-- begin Extracted material --

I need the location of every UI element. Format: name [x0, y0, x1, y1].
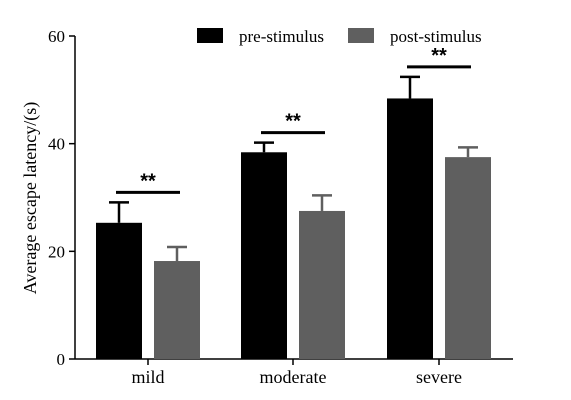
- y-tick-label: 40: [48, 135, 65, 154]
- y-tick-label: 20: [48, 242, 65, 261]
- bar-pre-mild: [96, 222, 142, 359]
- x-axis: mild moderate severe: [75, 358, 513, 387]
- legend-swatch-pre: [197, 28, 223, 43]
- legend-swatch-post: [348, 28, 374, 43]
- bar-pre-severe: [387, 98, 433, 360]
- bars: [96, 75, 491, 360]
- significance-label: **: [285, 111, 301, 133]
- y-axis-title: Average escape latency/(s): [20, 102, 41, 295]
- bar-post-moderate: [299, 210, 345, 359]
- significance-markers: ** ** **: [116, 45, 471, 194]
- y-tick-label: 60: [48, 27, 65, 46]
- legend: pre-stimulus post-stimulus: [197, 27, 482, 46]
- bar-post-mild: [154, 261, 200, 359]
- x-tick-label: severe: [416, 367, 462, 387]
- y-ticks: 0 20 40 60: [48, 27, 75, 369]
- y-axis: 0 20 40 60 Average escape latency/(s): [20, 27, 76, 369]
- x-ticks: mild moderate severe: [131, 359, 462, 387]
- y-tick-label: 0: [57, 350, 66, 369]
- legend-label-pre: pre-stimulus: [239, 27, 324, 46]
- legend-label-post: post-stimulus: [390, 27, 482, 46]
- bar-pre-moderate: [241, 152, 287, 359]
- x-tick-label: mild: [131, 367, 164, 387]
- significance-label: **: [140, 170, 156, 192]
- significance-label: **: [431, 45, 447, 67]
- bar-post-severe: [445, 157, 491, 359]
- x-tick-label: moderate: [260, 367, 327, 387]
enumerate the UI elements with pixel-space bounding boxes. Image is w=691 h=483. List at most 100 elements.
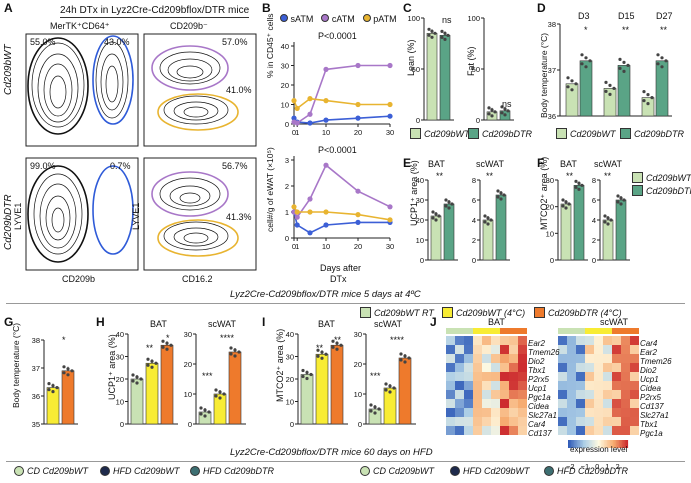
heatmap-group-bar <box>500 328 509 334</box>
heatmap-cell <box>630 399 639 408</box>
i-star-b2: **** <box>390 335 405 345</box>
heatmap-group-bar <box>491 328 500 334</box>
contours-r2-left <box>33 173 83 255</box>
color-scale-segment <box>610 440 612 448</box>
x-tick-label: 30 <box>386 128 394 137</box>
gene-label: P2rx5 <box>528 375 549 384</box>
data-point <box>199 412 203 416</box>
y-tick-label: 0 <box>550 256 554 265</box>
heatmap-group-bar <box>576 328 585 334</box>
banner-bottom: Lyz2Cre-Cd209bflox/DTR mice 60 days on H… <box>230 447 433 458</box>
heatmap-cell <box>612 372 621 381</box>
bottom-legend-hfd-wt-2: HFD Cd209bWT <box>450 466 530 476</box>
heatmap-cell <box>464 363 473 372</box>
bar <box>641 97 655 117</box>
heatmap-cell <box>603 381 612 390</box>
f-sub-a: BAT <box>560 159 577 169</box>
color-scale-segment <box>587 440 590 448</box>
data-point <box>608 83 612 87</box>
heatmap-cell <box>518 336 527 345</box>
color-scale-segment <box>616 440 618 448</box>
heatmap-cell <box>558 417 567 426</box>
data-point <box>316 348 320 352</box>
flow-plot-r1-left <box>25 33 139 147</box>
gene-label: Dio2 <box>640 366 657 375</box>
heatmap-cell <box>491 363 500 372</box>
heatmap-cell <box>500 417 509 426</box>
bar <box>617 65 631 117</box>
color-scale-segment <box>607 440 609 448</box>
data-point <box>440 35 444 39</box>
heatmap-cell <box>558 381 567 390</box>
color-scale-segment <box>593 440 596 448</box>
data-point <box>165 347 169 351</box>
heatmap-cell <box>567 363 576 372</box>
heatmap-cell <box>576 426 585 435</box>
heatmap-cell <box>509 426 518 435</box>
data-point <box>146 357 150 361</box>
data-point <box>642 99 646 103</box>
heatmap-cell <box>594 390 603 399</box>
divider-mid <box>6 303 685 304</box>
data-point <box>486 216 490 220</box>
y-tick-label: 0 <box>416 116 420 125</box>
heatmap-cell <box>585 399 594 408</box>
c-ns-a: ns <box>442 15 452 25</box>
color-scale-segment <box>575 440 578 448</box>
y-tick-label: 30 <box>116 353 124 362</box>
heatmap-cell <box>491 399 500 408</box>
data-point <box>618 66 622 70</box>
heatmap-cell <box>603 354 612 363</box>
bar <box>145 362 159 425</box>
heatmap-cell <box>509 408 518 417</box>
gene-label: Pgc1a <box>528 393 551 402</box>
point-sATM <box>355 115 361 121</box>
data-point <box>450 202 454 206</box>
bottom-legend-cd-wt-1: CD Cd209bWT <box>14 466 88 476</box>
heatmap-cell <box>482 372 491 381</box>
data-point <box>574 82 578 86</box>
y-tick-label: 100 <box>407 14 420 23</box>
data-point <box>609 218 613 222</box>
data-point <box>392 386 396 390</box>
data-point <box>427 27 431 31</box>
heatmap-cell <box>567 372 576 381</box>
heatmap-cell <box>482 390 491 399</box>
x-tick-label: 20 <box>354 128 362 137</box>
e-star-b: ** <box>486 171 494 181</box>
pct-r1-right-a: 57.0% <box>222 37 248 47</box>
heatmap-cell <box>621 336 630 345</box>
heatmap-group-bar <box>482 328 491 334</box>
mid-legend-dtr-cold: Cd209bDTR (4°C) <box>534 307 622 318</box>
banner-mid: Lyz2Cre-Cd209bflox/DTR mice 5 days at 4º… <box>230 289 421 300</box>
color-scale-segment <box>611 440 614 448</box>
heatmap-cell <box>455 372 464 381</box>
data-point <box>331 345 335 349</box>
heatmap-cell <box>576 390 585 399</box>
color-scale-segment <box>580 440 582 448</box>
color-scale-segment <box>572 440 575 448</box>
y-tick-label: 20 <box>281 81 289 90</box>
heatmap-cell <box>518 354 527 363</box>
data-point <box>70 369 74 373</box>
heatmap-cell <box>473 336 482 345</box>
color-scale-segment <box>583 440 585 448</box>
bottom-legend-hfd-dtr-1: HFD Cd209bDTR <box>190 466 274 476</box>
d-star-3: ** <box>660 25 668 35</box>
d-legend-dtr: Cd209bDTR <box>620 128 684 139</box>
heatmap-cell <box>576 363 585 372</box>
data-point <box>503 107 507 111</box>
data-point <box>335 347 339 351</box>
heatmap-group-bar <box>567 328 576 334</box>
heatmap-cell <box>630 354 639 363</box>
f-sub-b: scWAT <box>594 159 622 169</box>
pct-r2-left-b: 0.7% <box>110 161 131 171</box>
x-tick-label: 30 <box>386 242 394 251</box>
y-tick-label: 2 <box>285 182 289 191</box>
heatmap-cell <box>464 426 473 435</box>
panel-letter-g: G <box>4 315 14 329</box>
pct-r1-left-a: 55.0% <box>30 37 56 47</box>
color-scale-segment <box>581 440 584 448</box>
i-ylabel: MTCO2⁺ area (%) <box>275 328 285 402</box>
heatmap-cell <box>500 426 509 435</box>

-- end Extracted material --

How many of the lines above contain the string "banner"? Case matters. Reply with the number only.

2